*** Provided entries

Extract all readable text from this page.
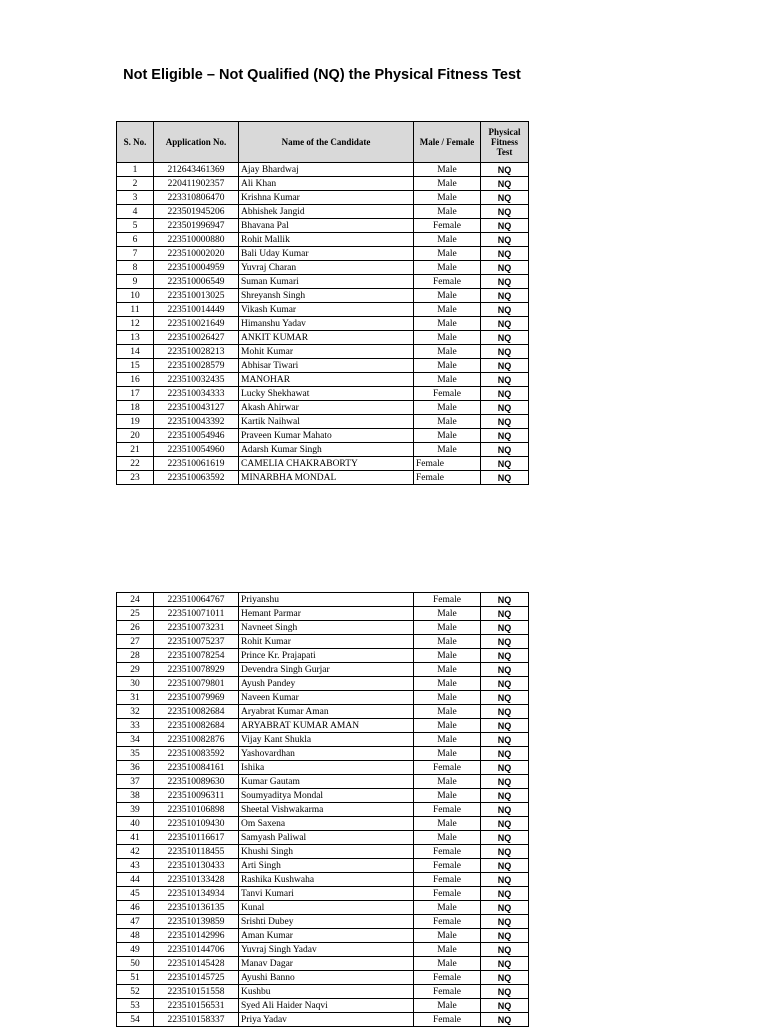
Not Eligible – Not Qualified (NQ) the Physical Fitness Test
S. No.	Application No.	Name of the Candidate	Male / Female	Physical Fitness Test
1	212643461369	Ajay Bhardwaj	Male	NQ
2	220411902357	Ali Khan	Male	NQ
3	223310806470	Krishna Kumar	Male	NQ
4	223501945206	Abhishek Jangid	Male	NQ
5	223501996947	Bhavana Pal	Female	NQ
6	223510000880	Rohit Mallik	Male	NQ
7	223510002020	Bali Uday Kumar	Male	NQ
8	223510004959	Yuvraj Charan	Male	NQ
9	223510006549	Suman Kumari	Female	NQ
10	223510013025	Shreyansh Singh	Male	NQ
11	223510014449	Vikash Kumar	Male	NQ
12	223510021649	Himanshu Yadav	Male	NQ
13	223510026427	ANKIT KUMAR	Male	NQ
14	223510028213	Mohit Kumar	Male	NQ
15	223510028579	Abhisar Tiwari	Male	NQ
16	223510032435	MANOHAR	Male	NQ
17	223510034333	Lucky Shekhawat	Female	NQ
18	223510043127	Akash Ahirwar	Male	NQ
19	223510043392	Kartik Naihwal	Male	NQ
20	223510054946	Praveen Kumar Mahato	Male	NQ
21	223510054960	Adarsh Kumar Singh	Male	NQ
22	223510061619	CAMELIA CHAKRABORTY	Female	NQ
23	223510063592	MINARBHA MONDAL	Female	NQ
24	223510064767	Priyanshu	Female	NQ
25	223510071011	Hemant Parmar	Male	NQ
26	223510073231	Navneet Singh	Male	NQ
27	223510075237	Rohit Kumar	Male	NQ
28	223510078254	Prince Kr. Prajapati	Male	NQ
29	223510078929	Devendra Singh Gurjar	Male	NQ
30	223510079801	Ayush Pandey	Male	NQ
31	223510079969	Naveen Kumar	Male	NQ
32	223510082684	Aryabrat Kumar Aman	Male	NQ
33	223510082684	ARYABRAT KUMAR AMAN	Male	NQ
34	223510082876	Vijay Kant Shukla	Male	NQ
35	223510083592	Yashovardhan	Male	NQ
36	223510084161	Ishika	Female	NQ
37	223510089630	Kumar Gautam	Male	NQ
38	223510096311	Soumyaditya Mondal	Male	NQ
39	223510106898	Sheetal Vishwakarma	Female	NQ
40	223510109430	Om Saxena	Male	NQ
41	223510116617	Samyash Paliwal	Male	NQ
42	223510118455	Khushi Singh	Female	NQ
43	223510130433	Arti Singh	Female	NQ
44	223510133428	Rashika Kushwaha	Female	NQ
45	223510134934	Tanvi Kumari	Female	NQ
46	223510136135	Kunal	Male	NQ
47	223510139859	Srishti Dubey	Female	NQ
48	223510142996	Aman Kumar	Male	NQ
49	223510144706	Yuvraj Singh Yadav	Male	NQ
50	223510145428	Manav Dagar	Male	NQ
51	223510145725	Ayushi Banno	Female	NQ
52	223510151558	Kushbu	Female	NQ
53	223510156531	Syed Ali Haider Naqvi	Male	NQ
54	223510158337	Priya Yadav	Female	NQ
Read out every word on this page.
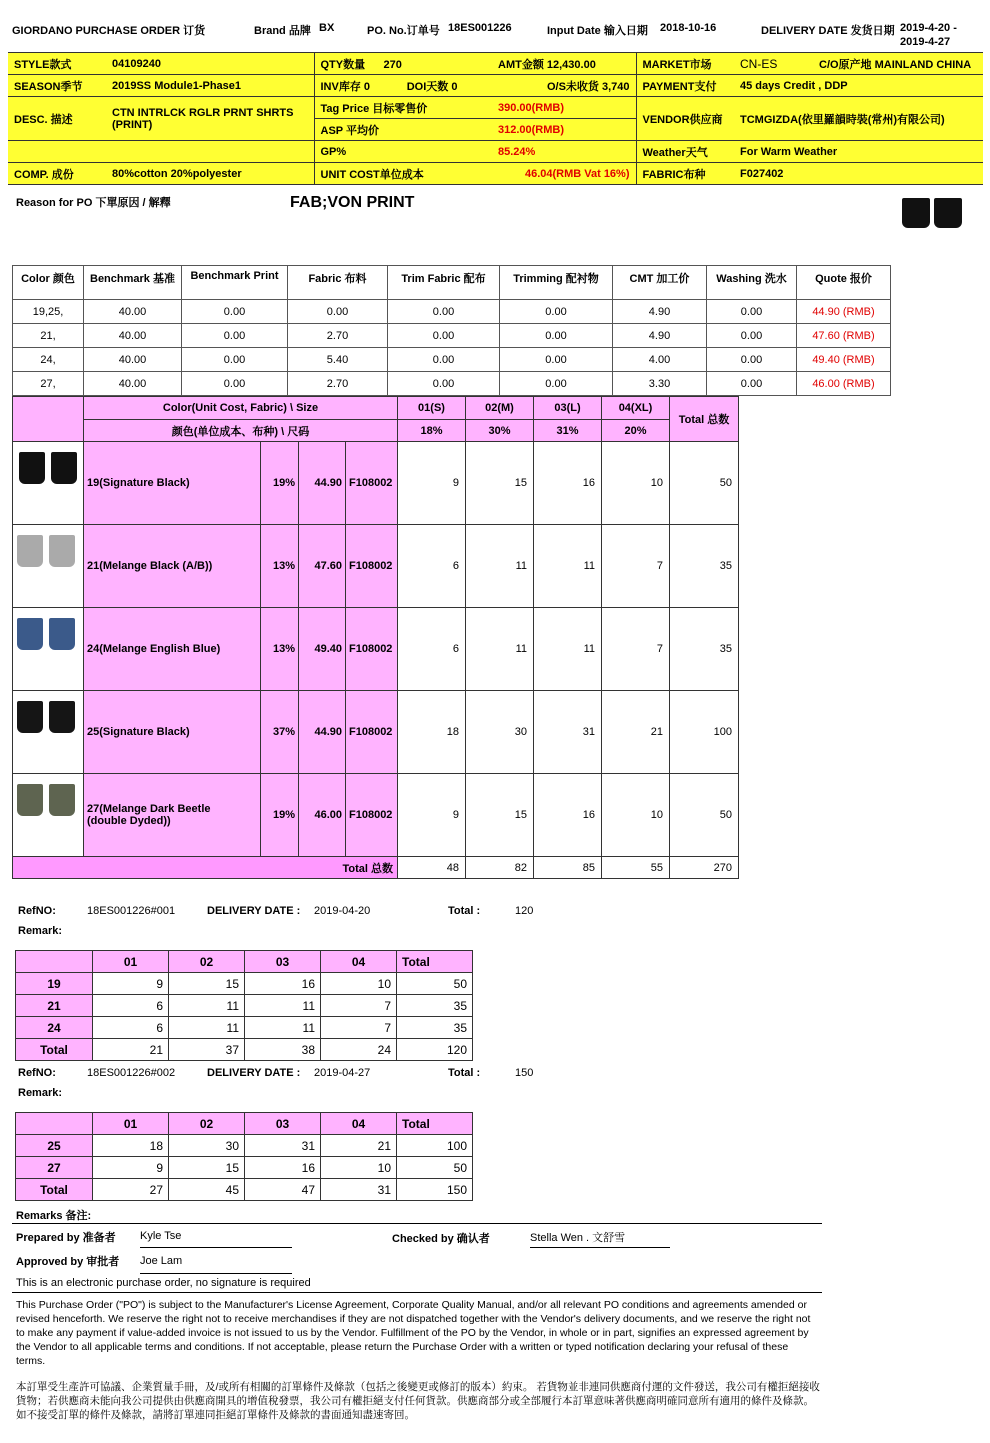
GIORDANO PURCHASE ORDER 订货	Brand 品牌 BX	PO. No.订单号 18ES001226	Input Date 输入日期 2018-10-16	DELIVERY DATE 发货日期 2019-4-20 -
2019-4-27
STYLE款式	04109240	QTY数量 270	AMT金额 12,430.00	MARKET市场	CN-ES	C/O原产地 MAINLAND CHINA
SEASON季节	2019SS Module1-Phase1	INV库存 0 DOI天数 0	O/S未收货 3,740	PAYMENT支付	45 days Credit , DDP	
DESC. 描述	CTN INTRLCK RGLR PRNT SHRTS
(PRINT)	Tag Price 目标零售价	390.00(RMB)	VENDOR供应商	TCMGIZDA(依里羅韻時裝(常州)有限公司)	
		ASP 平均价	312.00(RMB)			
		GP%	85.24%	Weather天气	For Warm Weather	
COMP. 成份	80%cotton 20%polyester	UNIT COST单位成本	46.04(RMB Vat 16%)	FABRIC布种	F027402	
Reason for PO 下單原因 / 解釋	FAB;VON PRINT
Color 颜色	Benchmark 基准	Benchmark Print	Fabric 布料	Trim Fabric 配布	Trimming 配衬物	CMT 加工价	Washing 洗水	Quote 报价
19,25,	40.00	0.00	0.00	0.00	0.00	4.90	0.00	44.90 (RMB)
21,	40.00	0.00	2.70	0.00	0.00	4.90	0.00	47.60 (RMB)
24,	40.00	0.00	5.40	0.00	0.00	4.00	0.00	49.40 (RMB)
27,	40.00	0.00	2.70	0.00	0.00	3.30	0.00	46.00 (RMB)
	Color(Unit Cost, Fabric) \ Size				01(S)	02(M)	03(L)	04(XL)	Total 总数
	颜色(单位成本、布种) \ 尺码				18%	30%	31%	20%	

	19(Signature Black)	19%	44.90	F108002	9	15	16	10	50

	21(Melange Black (A/B))	13%	47.60	F108002	6	11	11	7	35

	24(Melange English Blue)	13%	49.40	F108002	6	11	11	7	35

	25(Signature Black)	37%	44.90	F108002	18	30	31	21	100

	27(Melange Dark Beetle
(double Dyded))	19%	46.00	F108002	9	15	16	10	50
Total 总数					48	82	85	55	270
RefNO:	18ES001226#001	DELIVERY DATE : 2019-04-20	Total :	120
Remark:
	01	02	03	04	Total
19	9	15	16	10	50
21	6	11	11	7	35
24	6	11	11	7	35
Total	21	37	38	24	120
RefNO:	18ES001226#002	DELIVERY DATE : 2019-04-27	Total :	150
Remark:
	01	02	03	04	Total
25	18	30	31	21	100
27	9	15	16	10	50
Total	27	45	47	31	150
Remarks 备注:
Prepared by 准备者 Kyle Tse	Checked by 确认者	Stella Wen . 文舒雪
Approved by 审批者 Joe Lam
This is an electronic purchase order, no signature is required
This Purchase Order ("PO") is subject to the Manufacturer's License Agreement, Corporate Quality Manual, and/or all relevant PO conditions and agreements amended or revised henceforth. We reserve the right not to receive merchandises if they are not dispatched together with the Vendor's delivery documents, and we reserve the right not to make any payment if value-added invoice is not issued to us by the Vendor. Fulfillment of the PO by the Vendor, in whole or in part, signifies an expressed agreement by the Vendor to all applicable terms and conditions. If not acceptable, please return the Purchase Order with a written or typed notification declaring your refusal of these terms.
本訂單受生產許可協議、企業質量手冊，及/或所有相關的訂單條件及條款（包括之後變更或修訂的版本）約束。 若貨物並非連同供應商付運的文件發送，我公司有權拒絕接收貨物；若供應商未能向我公司提供由供應商開具的增值稅發票，我公司有權拒絕支付任何貨款。供應商部分或全部履行本訂單意味著供應商明確同意所有適用的條件及條款。如不接受訂單的條件及條款，請將訂單連同拒絕訂單條件及條款的書面通知盡速寄回。
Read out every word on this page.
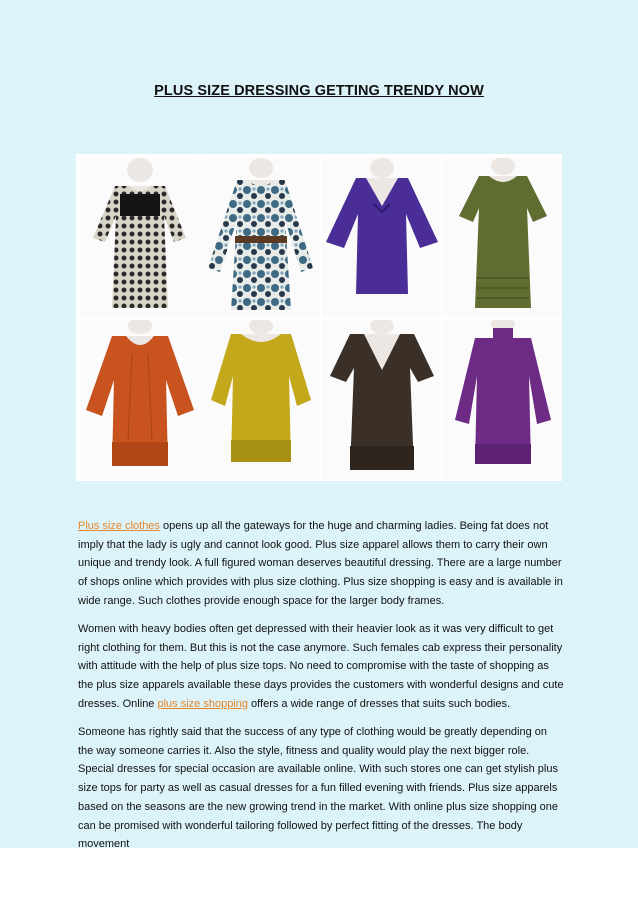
PLUS SIZE DRESSING GETTING TRENDY NOW

Plus size clothes opens up all the gateways for the huge and charming ladies. Being fat does not imply that the lady is ugly and cannot look good. Plus size apparel allows them to carry their own unique and trendy look. A full figured woman deserves beautiful dressing. There are a large number of shops online which provides with plus size clothing. Plus size shopping is easy and is available in wide range. Such clothes provide enough space for the larger body frames.

Women with heavy bodies often get depressed with their heavier look as it was very difficult to get right clothing for them. But this is not the case anymore. Such females cab express their personality with attitude with the help of plus size tops. No need to compromise with the taste of shopping as the plus size apparels available these days provides the customers with wonderful designs and cute dresses. Online plus size shopping offers a wide range of dresses that suits such bodies.

Someone has rightly said that the success of any type of clothing would be greatly depending on the way someone carries it. Also the style, fitness and quality would play the next bigger role. Special dresses for special occasion are available online. With such stores one can get stylish plus size tops for party as well as casual dresses for a fun filled evening with friends. Plus size apparels based on the seasons are the new growing trend in the market. With online plus size shopping one can be promised with wonderful tailoring followed by perfect fitting of the dresses. The body movement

******

◆ **Your goal**: List every line above that contains the word "Physical".

◆ **Task solution**:
Not Eligible – Not Qualified (NQ) the Physical Fitness Test
S. No.	Application No.	Name of the Candidate	Male / Female	Physical Fitness Test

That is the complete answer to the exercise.